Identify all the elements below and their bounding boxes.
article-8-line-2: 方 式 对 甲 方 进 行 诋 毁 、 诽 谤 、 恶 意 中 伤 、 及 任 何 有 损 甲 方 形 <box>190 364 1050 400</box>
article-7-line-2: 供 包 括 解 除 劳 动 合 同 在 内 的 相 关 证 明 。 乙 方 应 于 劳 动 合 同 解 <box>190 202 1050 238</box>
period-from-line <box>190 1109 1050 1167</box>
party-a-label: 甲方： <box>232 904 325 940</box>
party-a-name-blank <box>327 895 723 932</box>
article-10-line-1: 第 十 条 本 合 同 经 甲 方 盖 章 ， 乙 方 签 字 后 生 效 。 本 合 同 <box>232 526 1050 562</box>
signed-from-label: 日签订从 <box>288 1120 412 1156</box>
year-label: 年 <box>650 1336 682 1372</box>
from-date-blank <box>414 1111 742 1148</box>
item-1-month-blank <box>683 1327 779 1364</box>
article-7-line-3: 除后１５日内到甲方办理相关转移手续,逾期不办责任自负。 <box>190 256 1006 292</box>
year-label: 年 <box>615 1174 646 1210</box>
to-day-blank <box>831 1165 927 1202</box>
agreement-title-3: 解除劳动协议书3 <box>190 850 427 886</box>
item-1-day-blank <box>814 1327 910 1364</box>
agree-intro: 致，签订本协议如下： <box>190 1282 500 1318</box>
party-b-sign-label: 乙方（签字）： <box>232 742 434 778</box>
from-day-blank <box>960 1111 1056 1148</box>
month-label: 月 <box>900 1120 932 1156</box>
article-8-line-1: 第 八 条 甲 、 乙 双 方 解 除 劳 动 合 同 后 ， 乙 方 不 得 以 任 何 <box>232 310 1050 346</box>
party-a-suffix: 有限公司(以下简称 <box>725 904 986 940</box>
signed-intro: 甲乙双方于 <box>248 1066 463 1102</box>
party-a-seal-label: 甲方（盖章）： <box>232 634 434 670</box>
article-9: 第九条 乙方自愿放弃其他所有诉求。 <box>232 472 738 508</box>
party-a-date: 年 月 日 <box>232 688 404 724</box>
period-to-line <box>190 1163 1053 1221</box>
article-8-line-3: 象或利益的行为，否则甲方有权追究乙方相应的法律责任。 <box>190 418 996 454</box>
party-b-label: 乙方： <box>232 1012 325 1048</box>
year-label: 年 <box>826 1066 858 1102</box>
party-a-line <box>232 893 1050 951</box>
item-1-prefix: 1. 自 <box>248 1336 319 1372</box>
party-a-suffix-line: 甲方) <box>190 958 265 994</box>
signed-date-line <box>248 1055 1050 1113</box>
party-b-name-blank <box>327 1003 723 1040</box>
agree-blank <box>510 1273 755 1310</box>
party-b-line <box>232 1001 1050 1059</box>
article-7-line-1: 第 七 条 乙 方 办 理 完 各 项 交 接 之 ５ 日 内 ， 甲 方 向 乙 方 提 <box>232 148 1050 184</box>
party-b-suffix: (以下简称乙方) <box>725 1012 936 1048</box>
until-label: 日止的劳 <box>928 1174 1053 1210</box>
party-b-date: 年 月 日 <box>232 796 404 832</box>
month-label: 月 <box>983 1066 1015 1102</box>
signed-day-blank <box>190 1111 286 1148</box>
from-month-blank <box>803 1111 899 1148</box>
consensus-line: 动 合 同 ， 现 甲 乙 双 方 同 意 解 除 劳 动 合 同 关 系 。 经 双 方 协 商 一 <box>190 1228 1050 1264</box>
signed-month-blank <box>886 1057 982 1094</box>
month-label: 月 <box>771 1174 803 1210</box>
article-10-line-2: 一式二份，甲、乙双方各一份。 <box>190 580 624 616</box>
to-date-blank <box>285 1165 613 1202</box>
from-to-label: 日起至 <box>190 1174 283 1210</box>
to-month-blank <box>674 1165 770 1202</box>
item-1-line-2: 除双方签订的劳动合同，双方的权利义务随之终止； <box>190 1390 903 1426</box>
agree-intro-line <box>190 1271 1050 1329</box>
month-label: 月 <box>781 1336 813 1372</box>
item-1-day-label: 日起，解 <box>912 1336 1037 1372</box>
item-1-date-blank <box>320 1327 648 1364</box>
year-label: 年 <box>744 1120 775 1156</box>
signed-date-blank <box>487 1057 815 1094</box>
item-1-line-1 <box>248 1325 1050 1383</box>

Task objective:
Turn the listing above into a numbered list, leaving out any blank lines.

Solution to this task:
1. Identify all the elements below and their bounding boxes.
2. article-8-line-2: 方 式 对 甲 方 进 行 诋 毁 、 诽 谤 、 恶 意 中 伤 、 及 任 何 有 损 甲 方 形 <box>190 364 1050 400</box>
3. article-7-line-2: 供 包 括 解 除 劳 动 合 同 在 内 的 相 关 证 明 。 乙 方 应 于 劳 动 合 同 解 <box>190 202 1050 238</box>
4. period-from-line <box>190 1109 1050 1167</box>
5. party-a-label: 甲方： <box>232 904 325 940</box>
6. party-a-name-blank <box>327 895 723 932</box>
7. article-10-line-1: 第 十 条 本 合 同 经 甲 方 盖 章 ， 乙 方 签 字 后 生 效 。 本 合 同 <box>232 526 1050 562</box>
8. signed-from-label: 日签订从 <box>288 1120 412 1156</box>
9. year-label: 年 <box>650 1336 682 1372</box>
10. from-date-blank <box>414 1111 742 1148</box>
11. item-1-month-blank <box>683 1327 779 1364</box>
12. article-7-line-3: 除后１５日内到甲方办理相关转移手续,逾期不办责任自负。 <box>190 256 1006 292</box>
13. year-label: 年 <box>615 1174 646 1210</box>
14. to-day-blank <box>831 1165 927 1202</box>
15. agreement-title-3: 解除劳动协议书3 <box>190 850 427 886</box>
16. item-1-day-blank <box>814 1327 910 1364</box>
17. agree-intro: 致，签订本协议如下： <box>190 1282 500 1318</box>
18. party-b-sign-label: 乙方（签字）： <box>232 742 434 778</box>
19. from-day-blank <box>960 1111 1056 1148</box>
20. month-label: 月 <box>900 1120 932 1156</box>
21. article-8-line-1: 第 八 条 甲 、 乙 双 方 解 除 劳 动 合 同 后 ， 乙 方 不 得 以 任 何 <box>232 310 1050 346</box>
22. party-a-suffix: 有限公司(以下简称 <box>725 904 986 940</box>
23. signed-intro: 甲乙双方于 <box>248 1066 463 1102</box>
24. party-a-seal-label: 甲方（盖章）： <box>232 634 434 670</box>
25. article-9: 第九条 乙方自愿放弃其他所有诉求。 <box>232 472 738 508</box>
26. party-a-date: 年 月 日 <box>232 688 404 724</box>
27. period-to-line <box>190 1163 1053 1221</box>
28. article-8-line-3: 象或利益的行为，否则甲方有权追究乙方相应的法律责任。 <box>190 418 996 454</box>
29. party-b-label: 乙方： <box>232 1012 325 1048</box>
30. year-label: 年 <box>826 1066 858 1102</box>
31. party-a-line <box>232 893 1050 951</box>
32. item-1-prefix: 1. 自 <box>248 1336 319 1372</box>
33. party-a-suffix-line: 甲方) <box>190 958 265 994</box>
34. signed-date-line <box>248 1055 1050 1113</box>
35. party-b-name-blank <box>327 1003 723 1040</box>
36. agree-blank <box>510 1273 755 1310</box>
37. party-b-line <box>232 1001 1050 1059</box>
38. article-7-line-1: 第 七 条 乙 方 办 理 完 各 项 交 接 之 ５ 日 内 ， 甲 方 向 乙 方 提 <box>232 148 1050 184</box>
39. party-b-suffix: (以下简称乙方) <box>725 1012 936 1048</box>
40. until-label: 日止的劳 <box>928 1174 1053 1210</box>
41. party-b-date: 年 月 日 <box>232 796 404 832</box>
42. month-label: 月 <box>983 1066 1015 1102</box>
43. signed-day-blank <box>190 1111 286 1148</box>
44. from-month-blank <box>803 1111 899 1148</box>
45. consensus-line: 动 合 同 ， 现 甲 乙 双 方 同 意 解 除 劳 动 合 同 关 系 。 经 双 方 协 商 一 <box>190 1228 1050 1264</box>
46. signed-month-blank <box>886 1057 982 1094</box>
47. month-label: 月 <box>771 1174 803 1210</box>
48. article-10-line-2: 一式二份，甲、乙双方各一份。 <box>190 580 624 616</box>
49. to-date-blank <box>285 1165 613 1202</box>
50. from-to-label: 日起至 <box>190 1174 283 1210</box>
51. to-month-blank <box>674 1165 770 1202</box>
52. item-1-line-2: 除双方签订的劳动合同，双方的权利义务随之终止； <box>190 1390 903 1426</box>
53. agree-intro-line <box>190 1271 1050 1329</box>
54. month-label: 月 <box>781 1336 813 1372</box>
55. item-1-day-label: 日起，解 <box>912 1336 1037 1372</box>
56. item-1-date-blank <box>320 1327 648 1364</box>
57. year-label: 年 <box>744 1120 775 1156</box>
58. signed-date-blank <box>487 1057 815 1094</box>
59. item-1-line-1 <box>248 1325 1050 1383</box>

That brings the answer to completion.